------ Available records

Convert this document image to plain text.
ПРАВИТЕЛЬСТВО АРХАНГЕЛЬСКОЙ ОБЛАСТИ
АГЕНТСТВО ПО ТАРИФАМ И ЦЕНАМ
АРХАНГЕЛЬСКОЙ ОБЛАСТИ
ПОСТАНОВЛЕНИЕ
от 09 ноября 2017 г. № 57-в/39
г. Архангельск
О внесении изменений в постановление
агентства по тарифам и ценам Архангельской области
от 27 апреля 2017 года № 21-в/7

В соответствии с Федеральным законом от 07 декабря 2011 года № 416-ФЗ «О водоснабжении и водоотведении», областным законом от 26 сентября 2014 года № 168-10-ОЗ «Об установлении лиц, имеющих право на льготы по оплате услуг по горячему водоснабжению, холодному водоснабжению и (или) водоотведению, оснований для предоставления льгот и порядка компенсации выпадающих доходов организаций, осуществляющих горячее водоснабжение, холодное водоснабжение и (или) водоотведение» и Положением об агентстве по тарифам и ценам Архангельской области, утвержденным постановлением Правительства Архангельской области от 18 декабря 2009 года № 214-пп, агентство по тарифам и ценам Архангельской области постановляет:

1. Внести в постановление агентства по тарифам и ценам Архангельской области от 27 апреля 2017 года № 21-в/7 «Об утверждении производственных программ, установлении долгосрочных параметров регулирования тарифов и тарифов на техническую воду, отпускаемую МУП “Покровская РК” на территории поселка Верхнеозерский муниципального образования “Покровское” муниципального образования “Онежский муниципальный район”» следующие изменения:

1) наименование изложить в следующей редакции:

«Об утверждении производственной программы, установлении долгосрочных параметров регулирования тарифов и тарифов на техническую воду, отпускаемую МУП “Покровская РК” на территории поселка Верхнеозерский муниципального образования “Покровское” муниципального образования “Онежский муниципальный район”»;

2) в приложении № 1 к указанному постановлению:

------------

- What to do
List each line of the entries that holds the string "долгосрочных".

- Answer to this task
1. Внести в постановление агентства по тарифам и ценам Архангельской области от 27 апреля 2017 года № 21-в/7 «Об утверждении производственных программ, установлении долгосрочных параметров регулирования тарифов и тарифов на техническую воду, отпускаемую МУП “Покровская РК” на территории поселка Верхнеозерский муниципального образования “Покровское” муниципального образования “Онежский муниципальный район”» следующие изменения:
«Об утверждении производственной программы, установлении долгосрочных параметров регулирования тарифов и тарифов на техническую воду, отпускаемую МУП “Покровская РК” на территории поселка Верхнеозерский муниципального образования “Покровское” муниципального образования “Онежский муниципальный район”»;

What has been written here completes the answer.